### Exercise task:
Retype the data that follows line by line, exactly, and leave its pictures out.

Stored entries:
━━━━━━━━━━━━━━━━━━━━━━━━━━━━━━
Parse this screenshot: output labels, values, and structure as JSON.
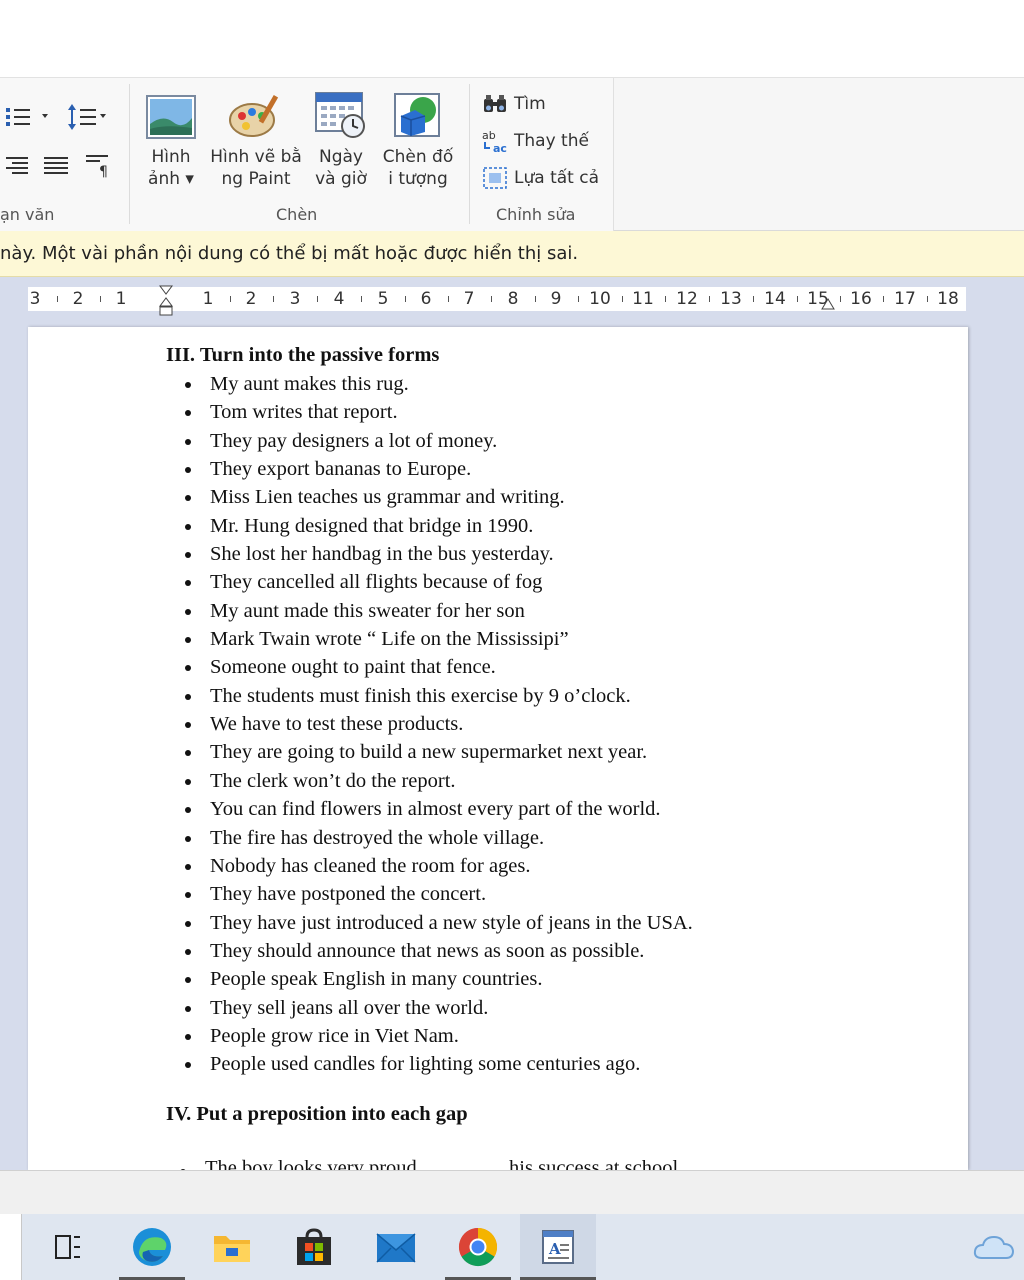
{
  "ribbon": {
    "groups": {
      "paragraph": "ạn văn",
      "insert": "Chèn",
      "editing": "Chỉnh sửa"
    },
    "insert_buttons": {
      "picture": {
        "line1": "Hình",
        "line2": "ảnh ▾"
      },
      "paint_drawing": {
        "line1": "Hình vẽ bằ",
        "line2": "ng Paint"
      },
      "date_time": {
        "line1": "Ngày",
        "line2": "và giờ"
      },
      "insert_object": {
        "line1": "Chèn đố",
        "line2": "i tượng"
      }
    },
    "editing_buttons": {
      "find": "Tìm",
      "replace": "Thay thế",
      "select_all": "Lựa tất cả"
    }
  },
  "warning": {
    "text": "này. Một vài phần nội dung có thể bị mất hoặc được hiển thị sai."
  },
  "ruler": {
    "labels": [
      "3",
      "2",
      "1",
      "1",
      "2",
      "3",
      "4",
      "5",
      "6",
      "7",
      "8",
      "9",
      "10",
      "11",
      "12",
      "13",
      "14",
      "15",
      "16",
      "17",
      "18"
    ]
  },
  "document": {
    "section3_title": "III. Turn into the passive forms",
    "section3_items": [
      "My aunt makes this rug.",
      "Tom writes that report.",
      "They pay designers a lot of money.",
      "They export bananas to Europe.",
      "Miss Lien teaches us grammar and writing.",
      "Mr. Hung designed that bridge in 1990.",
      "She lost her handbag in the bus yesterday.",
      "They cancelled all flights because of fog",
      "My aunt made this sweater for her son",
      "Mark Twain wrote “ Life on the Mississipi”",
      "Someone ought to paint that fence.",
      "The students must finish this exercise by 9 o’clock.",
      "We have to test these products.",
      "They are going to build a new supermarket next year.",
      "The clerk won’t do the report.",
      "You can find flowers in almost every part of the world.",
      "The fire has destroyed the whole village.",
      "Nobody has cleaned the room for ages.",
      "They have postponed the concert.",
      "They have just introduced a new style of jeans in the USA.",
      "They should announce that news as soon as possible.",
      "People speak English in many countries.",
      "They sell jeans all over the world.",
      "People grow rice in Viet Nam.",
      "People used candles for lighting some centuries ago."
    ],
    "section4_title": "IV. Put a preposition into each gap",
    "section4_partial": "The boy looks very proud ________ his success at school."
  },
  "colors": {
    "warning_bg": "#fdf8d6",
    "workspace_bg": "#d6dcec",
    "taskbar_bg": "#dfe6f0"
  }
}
━━━━━━━━━━━━━━━━━━━━━━━━━━━━━━
### Output:
Parse this screenshot: output labels, values, and structure as JSON.
{
  "ribbon": {
    "groups": {
      "paragraph": "ạn văn",
      "insert": "Chèn",
      "editing": "Chỉnh sửa"
    },
    "insert_buttons": {
      "picture": {
        "line1": "Hình",
        "line2": "ảnh ▾"
      },
      "paint_drawing": {
        "line1": "Hình vẽ bằ",
        "line2": "ng Paint"
      },
      "date_time": {
        "line1": "Ngày",
        "line2": "và giờ"
      },
      "insert_object": {
        "line1": "Chèn đố",
        "line2": "i tượng"
      }
    },
    "editing_buttons": {
      "find": "Tìm",
      "replace": "Thay thế",
      "select_all": "Lựa tất cả"
    }
  },
  "warning": {
    "text": "này. Một vài phần nội dung có thể bị mất hoặc được hiển thị sai."
  },
  "ruler": {
    "labels": [
      "3",
      "2",
      "1",
      "1",
      "2",
      "3",
      "4",
      "5",
      "6",
      "7",
      "8",
      "9",
      "10",
      "11",
      "12",
      "13",
      "14",
      "15",
      "16",
      "17",
      "18"
    ]
  },
  "document": {
    "section3_title": "III. Turn into the passive forms",
    "section3_items": [
      "My aunt makes this rug.",
      "Tom writes that report.",
      "They pay designers a lot of money.",
      "They export bananas to Europe.",
      "Miss Lien teaches us grammar and writing.",
      "Mr. Hung designed that bridge in 1990.",
      "She lost her handbag in the bus yesterday.",
      "They cancelled all flights because of fog",
      "My aunt made this sweater for her son",
      "Mark Twain wrote “ Life on the Mississipi”",
      "Someone ought to paint that fence.",
      "The students must finish this exercise by 9 o’clock.",
      "We have to test these products.",
      "They are going to build a new supermarket next year.",
      "The clerk won’t do the report.",
      "You can find flowers in almost every part of the world.",
      "The fire has destroyed the whole village.",
      "Nobody has cleaned the room for ages.",
      "They have postponed the concert.",
      "They have just introduced a new style of jeans in the USA.",
      "They should announce that news as soon as possible.",
      "People speak English in many countries.",
      "They sell jeans all over the world.",
      "People grow rice in Viet Nam.",
      "People used candles for lighting some centuries ago."
    ],
    "section4_title": "IV. Put a preposition into each gap",
    "section4_partial": "The boy looks very proud ________ his success at school."
  },
  "colors": {
    "warning_bg": "#fdf8d6",
    "workspace_bg": "#d6dcec",
    "taskbar_bg": "#dfe6f0"
  }
}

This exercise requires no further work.